======== Listing
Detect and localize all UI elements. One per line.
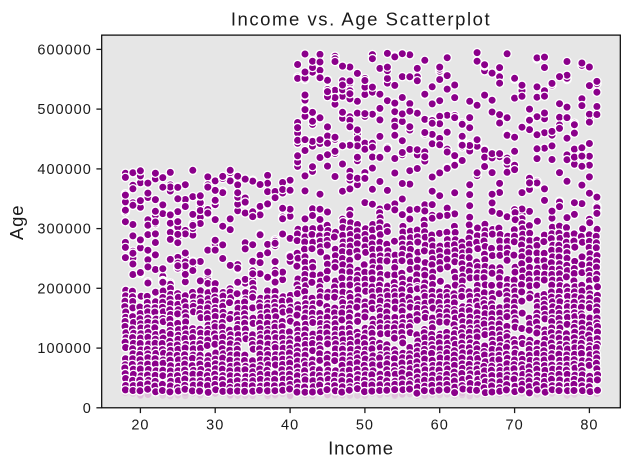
svg-text:200000: 200000: [37, 281, 91, 297]
svg-text:Income: Income: [328, 438, 394, 459]
svg-text:100000: 100000: [37, 341, 91, 357]
svg-text:50: 50: [356, 417, 374, 433]
svg-text:0: 0: [83, 401, 92, 417]
svg-text:400000: 400000: [37, 162, 91, 178]
svg-text:30: 30: [206, 417, 224, 433]
svg-text:Income vs. Age Scatterplot: Income vs. Age Scatterplot: [231, 9, 491, 30]
svg-text:20: 20: [131, 417, 149, 433]
svg-text:40: 40: [281, 417, 299, 433]
svg-text:70: 70: [506, 417, 524, 433]
svg-text:500000: 500000: [37, 102, 91, 118]
svg-text:60: 60: [431, 417, 449, 433]
svg-text:300000: 300000: [37, 222, 91, 238]
svg-text:80: 80: [580, 417, 598, 433]
svg-text:600000: 600000: [37, 42, 91, 58]
svg-text:Age: Age: [6, 205, 27, 240]
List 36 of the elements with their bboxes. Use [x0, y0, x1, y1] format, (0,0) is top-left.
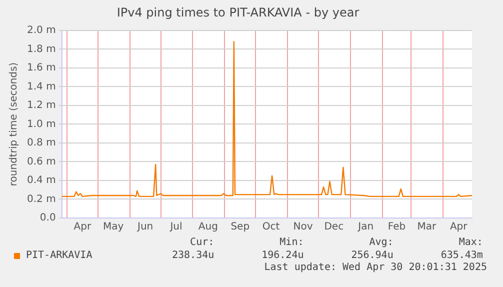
- x-tick-label: Nov: [293, 222, 313, 233]
- x-tick-label: May: [103, 222, 124, 233]
- y-tick-label: 0.4 m: [26, 175, 56, 186]
- x-tick-label: Apr: [74, 222, 92, 233]
- legend-label: PIT-ARKAVIA: [26, 250, 92, 261]
- x-tick-label: Jul: [169, 222, 182, 233]
- x-tick-label: Jan: [357, 222, 374, 233]
- x-tick-label: Apr: [450, 222, 468, 233]
- y-tick-label: 2.0 m: [26, 24, 56, 36]
- text: Max:: [458, 237, 483, 248]
- y-tick-label: 1.0 m: [26, 118, 56, 130]
- text: Min:: [278, 237, 304, 248]
- y-tick-label: 0.2 m: [26, 194, 56, 205]
- x-tick-label: Feb: [388, 222, 406, 233]
- y-tick-label: 1.8 m: [26, 44, 56, 55]
- x-tick-label: Sep: [230, 222, 250, 233]
- y-tick-label: 1.4 m: [26, 81, 56, 92]
- text: Avg:: [368, 237, 394, 248]
- x-tick-label: Mar: [417, 222, 437, 233]
- y-tick-label: 1.2 m: [26, 100, 56, 112]
- text: 196.24u: [260, 250, 304, 261]
- text: Cur:: [189, 237, 214, 248]
- x-tick-label: Jun: [136, 222, 154, 233]
- text: 238.34u: [170, 250, 214, 261]
- text: 635.43m: [440, 250, 483, 261]
- x-tick-label: Dec: [324, 222, 344, 233]
- y-tick-label: 0.6 m: [26, 156, 56, 168]
- x-tick-label: Oct: [262, 222, 280, 233]
- text: 256.94u: [350, 250, 394, 261]
- y-tick-label: 0.0: [40, 212, 56, 224]
- y-tick-label: 0.8 m: [26, 138, 56, 149]
- y-axis-title: roundtrip time (seconds): [8, 62, 20, 186]
- x-tick-label: Aug: [198, 222, 218, 233]
- y-tick-label: 1.6 m: [26, 62, 56, 74]
- text: Last update: Wed Apr 30 20:01:31 2025: [264, 262, 487, 273]
- chart-title: IPv4 ping times to PIT-ARKAVIA - by year: [116, 5, 360, 20]
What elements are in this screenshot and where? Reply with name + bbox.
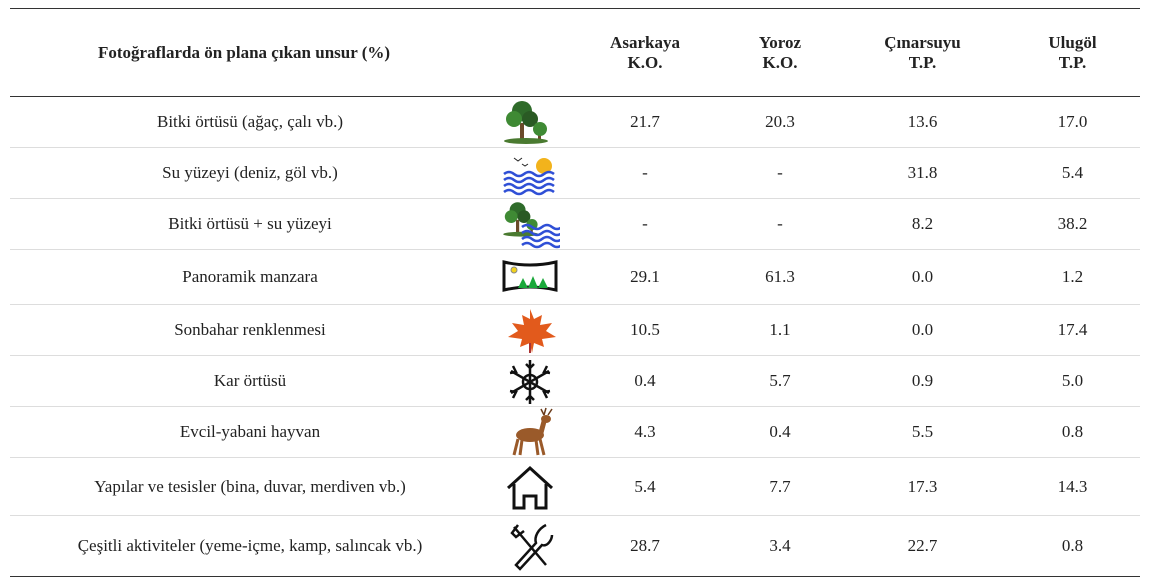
cell-value: 20.3 xyxy=(720,97,840,148)
cell-value: 5.7 xyxy=(720,356,840,407)
column-name: Yoroz xyxy=(724,33,836,53)
cell-value: 28.7 xyxy=(570,516,720,577)
cell-value: - xyxy=(570,199,720,250)
cell-value: 0.4 xyxy=(570,356,720,407)
icon xyxy=(500,148,560,198)
column-type: T.P. xyxy=(844,53,1001,73)
cell-value: 0.0 xyxy=(840,250,1005,305)
cell-value: 1.2 xyxy=(1005,250,1140,305)
data-table: Fotoğraflarda ön plana çıkan unsur (%) A… xyxy=(10,8,1140,577)
column-type: T.P. xyxy=(1009,53,1136,73)
cell-value: 4.3 xyxy=(570,407,720,458)
cell-value: 5.5 xyxy=(840,407,1005,458)
cell-value: 17.3 xyxy=(840,458,1005,516)
cell-value: 31.8 xyxy=(840,148,1005,199)
column-type: K.O. xyxy=(724,53,836,73)
icon xyxy=(500,252,560,302)
cell-value: 1.1 xyxy=(720,305,840,356)
column-name: Çınarsuyu xyxy=(844,33,1001,53)
cell-value: 0.0 xyxy=(840,305,1005,356)
row-label: Sonbahar renklenmesi xyxy=(10,305,490,356)
column-name: Asarkaya xyxy=(574,33,716,53)
row-icon xyxy=(490,458,570,516)
cell-value: - xyxy=(720,199,840,250)
cell-value: 38.2 xyxy=(1005,199,1140,250)
header-row: Fotoğraflarda ön plana çıkan unsur (%) A… xyxy=(10,9,1140,97)
cell-value: 13.6 xyxy=(840,97,1005,148)
row-label: Bitki örtüsü + su yüzeyi xyxy=(10,199,490,250)
table-row: Yapılar ve tesisler (bina, duvar, merdiv… xyxy=(10,458,1140,516)
row-icon xyxy=(490,148,570,199)
cell-value: 0.8 xyxy=(1005,516,1140,577)
icon xyxy=(500,305,560,355)
cell-value: 17.0 xyxy=(1005,97,1140,148)
table-row: Çeşitli aktiviteler (yeme-içme, kamp, sa… xyxy=(10,516,1140,577)
icon xyxy=(500,356,560,406)
cell-value: 17.4 xyxy=(1005,305,1140,356)
row-icon xyxy=(490,516,570,577)
row-label: Kar örtüsü xyxy=(10,356,490,407)
row-label: Su yüzeyi (deniz, göl vb.) xyxy=(10,148,490,199)
icon xyxy=(500,462,560,512)
cell-value: 5.4 xyxy=(570,458,720,516)
cell-value: 8.2 xyxy=(840,199,1005,250)
cell-value: 3.4 xyxy=(720,516,840,577)
page: {"table": { "header": {"title": "Fotoğra… xyxy=(0,0,1150,569)
row-icon xyxy=(490,305,570,356)
cell-value: 22.7 xyxy=(840,516,1005,577)
row-label: Çeşitli aktiviteler (yeme-içme, kamp, sa… xyxy=(10,516,490,577)
row-label: Evcil-yabani hayvan xyxy=(10,407,490,458)
cell-value: 5.4 xyxy=(1005,148,1140,199)
row-icon xyxy=(490,97,570,148)
icon xyxy=(500,199,560,249)
cell-value: 0.9 xyxy=(840,356,1005,407)
cell-value: 10.5 xyxy=(570,305,720,356)
row-icon xyxy=(490,250,570,305)
row-label: Bitki örtüsü (ağaç, çalı vb.) xyxy=(10,97,490,148)
cell-value: 29.1 xyxy=(570,250,720,305)
row-icon xyxy=(490,356,570,407)
icon xyxy=(500,97,560,147)
header-title: Fotoğraflarda ön plana çıkan unsur (%) xyxy=(10,9,570,97)
cell-value: 0.8 xyxy=(1005,407,1140,458)
row-icon xyxy=(490,407,570,458)
cell-value: 5.0 xyxy=(1005,356,1140,407)
cell-value: 7.7 xyxy=(720,458,840,516)
row-icon xyxy=(490,199,570,250)
column-type: K.O. xyxy=(574,53,716,73)
cell-value: 14.3 xyxy=(1005,458,1140,516)
cell-value: - xyxy=(570,148,720,199)
cell-value: 21.7 xyxy=(570,97,720,148)
row-label: Yapılar ve tesisler (bina, duvar, merdiv… xyxy=(10,458,490,516)
row-label: Panoramik manzara xyxy=(10,250,490,305)
icon xyxy=(500,407,560,457)
column-name: Ulugöl xyxy=(1009,33,1136,53)
cell-value: 61.3 xyxy=(720,250,840,305)
icon xyxy=(500,521,560,571)
cell-value: - xyxy=(720,148,840,199)
cell-value: 0.4 xyxy=(720,407,840,458)
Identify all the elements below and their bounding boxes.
================
Task details: Can you reproduce all of the data above word for word, omitting the pictures?

Result for this exercise:
Detect and localize all UI elements. One per line.
svg-text:200000: 200000: [37, 281, 91, 297]
svg-text:Income: Income: [328, 438, 394, 459]
svg-text:100000: 100000: [37, 341, 91, 357]
svg-text:50: 50: [356, 417, 374, 433]
svg-text:0: 0: [83, 401, 92, 417]
svg-text:400000: 400000: [37, 162, 91, 178]
svg-text:30: 30: [206, 417, 224, 433]
svg-text:Income vs. Age Scatterplot: Income vs. Age Scatterplot: [231, 9, 491, 30]
svg-text:20: 20: [131, 417, 149, 433]
svg-text:40: 40: [281, 417, 299, 433]
svg-text:70: 70: [506, 417, 524, 433]
svg-text:500000: 500000: [37, 102, 91, 118]
svg-text:60: 60: [431, 417, 449, 433]
svg-text:300000: 300000: [37, 222, 91, 238]
svg-text:80: 80: [580, 417, 598, 433]
svg-text:600000: 600000: [37, 42, 91, 58]
svg-text:Age: Age: [6, 205, 27, 240]
List 36 of the elements with their bboxes. Use [x0, y0, x1, y1] format, (0,0) is top-left.
- x-tick-label: Nov: [293, 222, 313, 233]
- x-tick-label: May: [103, 222, 124, 233]
- y-tick-label: 0.4 m: [26, 175, 56, 186]
- x-tick-label: Apr: [74, 222, 92, 233]
- legend-label: PIT-ARKAVIA: [26, 250, 92, 261]
- x-tick-label: Jul: [169, 222, 182, 233]
- x-tick-label: Jan: [357, 222, 374, 233]
- x-tick-label: Apr: [450, 222, 468, 233]
- y-tick-label: 2.0 m: [26, 24, 56, 36]
- text: Max:: [458, 237, 483, 248]
- y-tick-label: 1.0 m: [26, 118, 56, 130]
- text: Min:: [278, 237, 304, 248]
- y-tick-label: 0.2 m: [26, 194, 56, 205]
- x-tick-label: Feb: [388, 222, 406, 233]
- y-tick-label: 1.8 m: [26, 44, 56, 55]
- x-tick-label: Sep: [230, 222, 250, 233]
- y-tick-label: 1.4 m: [26, 81, 56, 92]
- text: Avg:: [368, 237, 394, 248]
- x-tick-label: Mar: [417, 222, 437, 233]
- y-tick-label: 1.2 m: [26, 100, 56, 112]
- text: 196.24u: [260, 250, 304, 261]
- text: Cur:: [189, 237, 214, 248]
- x-tick-label: Jun: [136, 222, 154, 233]
- text: 238.34u: [170, 250, 214, 261]
- text: 635.43m: [440, 250, 483, 261]
- x-tick-label: Dec: [324, 222, 344, 233]
- y-tick-label: 0.6 m: [26, 156, 56, 168]
- x-tick-label: Oct: [262, 222, 280, 233]
- text: 256.94u: [350, 250, 394, 261]
- y-tick-label: 0.0: [40, 212, 56, 224]
- y-tick-label: 0.8 m: [26, 138, 56, 149]
- y-axis-title: roundtrip time (seconds): [8, 62, 20, 186]
- x-tick-label: Aug: [198, 222, 218, 233]
- y-tick-label: 1.6 m: [26, 62, 56, 74]
- text: Last update: Wed Apr 30 20:01:31 2025: [264, 262, 487, 273]
- chart-title: IPv4 ping times to PIT-ARKAVIA - by year: [116, 5, 360, 20]
What elements are in this screenshot and where? Reply with name + bbox.
cell-value: 20.3 xyxy=(720,97,840,148)
cell-value: 5.7 xyxy=(720,356,840,407)
column-name: Yoroz xyxy=(724,33,836,53)
cell-value: 28.7 xyxy=(570,516,720,577)
cell-value: - xyxy=(570,199,720,250)
cell-value: 0.4 xyxy=(570,356,720,407)
icon xyxy=(500,148,560,198)
column-type: T.P. xyxy=(844,53,1001,73)
cell-value: 0.0 xyxy=(840,250,1005,305)
cell-value: 1.2 xyxy=(1005,250,1140,305)
data-table: Fotoğraflarda ön plana çıkan unsur (%) A… xyxy=(10,8,1140,577)
column-type: T.P. xyxy=(1009,53,1136,73)
cell-value: 4.3 xyxy=(570,407,720,458)
cell-value: 5.5 xyxy=(840,407,1005,458)
cell-value: 17.3 xyxy=(840,458,1005,516)
cell-value: 31.8 xyxy=(840,148,1005,199)
column-type: K.O. xyxy=(724,53,836,73)
icon xyxy=(500,252,560,302)
cell-value: 1.1 xyxy=(720,305,840,356)
column-name: Çınarsuyu xyxy=(844,33,1001,53)
cell-value: 0.0 xyxy=(840,305,1005,356)
row-label: Sonbahar renklenmesi xyxy=(10,305,490,356)
column-name: Asarkaya xyxy=(574,33,716,53)
row-icon xyxy=(490,458,570,516)
cell-value: - xyxy=(720,199,840,250)
cell-value: 38.2 xyxy=(1005,199,1140,250)
header-row: Fotoğraflarda ön plana çıkan unsur (%) A… xyxy=(10,9,1140,97)
cell-value: 13.6 xyxy=(840,97,1005,148)
row-label: Bitki örtüsü + su yüzeyi xyxy=(10,199,490,250)
table-row: Yapılar ve tesisler (bina, duvar, merdiv… xyxy=(10,458,1140,516)
row-icon xyxy=(490,148,570,199)
cell-value: 0.8 xyxy=(1005,516,1140,577)
icon xyxy=(500,305,560,355)
cell-value: 17.0 xyxy=(1005,97,1140,148)
table-row: Çeşitli aktiviteler (yeme-içme, kamp, sa… xyxy=(10,516,1140,577)
icon xyxy=(500,356,560,406)
cell-value: 17.4 xyxy=(1005,305,1140,356)
row-icon xyxy=(490,516,570,577)
row-label: Kar örtüsü xyxy=(10,356,490,407)
row-label: Su yüzeyi (deniz, göl vb.) xyxy=(10,148,490,199)
icon xyxy=(500,462,560,512)
cell-value: 5.4 xyxy=(570,458,720,516)
cell-value: 8.2 xyxy=(840,199,1005,250)
cell-value: 3.4 xyxy=(720,516,840,577)
page: {"table": { "header": {"title": "Fotoğra… xyxy=(0,0,1150,569)
row-icon xyxy=(490,305,570,356)
cell-value: 22.7 xyxy=(840,516,1005,577)
row-label: Çeşitli aktiviteler (yeme-içme, kamp, sa… xyxy=(10,516,490,577)
row-label: Evcil-yabani hayvan xyxy=(10,407,490,458)
cell-value: 5.4 xyxy=(1005,148,1140,199)
row-icon xyxy=(490,97,570,148)
icon xyxy=(500,199,560,249)
cell-value: 0.9 xyxy=(840,356,1005,407)
cell-value: 10.5 xyxy=(570,305,720,356)
row-icon xyxy=(490,250,570,305)
row-label: Bitki örtüsü (ağaç, çalı vb.) xyxy=(10,97,490,148)
cell-value: 29.1 xyxy=(570,250,720,305)
row-icon xyxy=(490,356,570,407)
icon xyxy=(500,97,560,147)
header-title: Fotoğraflarda ön plana çıkan unsur (%) xyxy=(10,9,570,97)
cell-value: 0.8 xyxy=(1005,407,1140,458)
row-icon xyxy=(490,407,570,458)
cell-value: 5.0 xyxy=(1005,356,1140,407)
cell-value: 7.7 xyxy=(720,458,840,516)
row-icon xyxy=(490,199,570,250)
column-type: K.O. xyxy=(574,53,716,73)
cell-value: 14.3 xyxy=(1005,458,1140,516)
cell-value: - xyxy=(570,148,720,199)
cell-value: 21.7 xyxy=(570,97,720,148)
row-label: Yapılar ve tesisler (bina, duvar, merdiv… xyxy=(10,458,490,516)
row-label: Panoramik manzara xyxy=(10,250,490,305)
icon xyxy=(500,407,560,457)
column-name: Ulugöl xyxy=(1009,33,1136,53)
cell-value: 61.3 xyxy=(720,250,840,305)
icon xyxy=(500,521,560,571)
cell-value: - xyxy=(720,148,840,199)
cell-value: 0.4 xyxy=(720,407,840,458)
Identify all the elements below and their bounding boxes.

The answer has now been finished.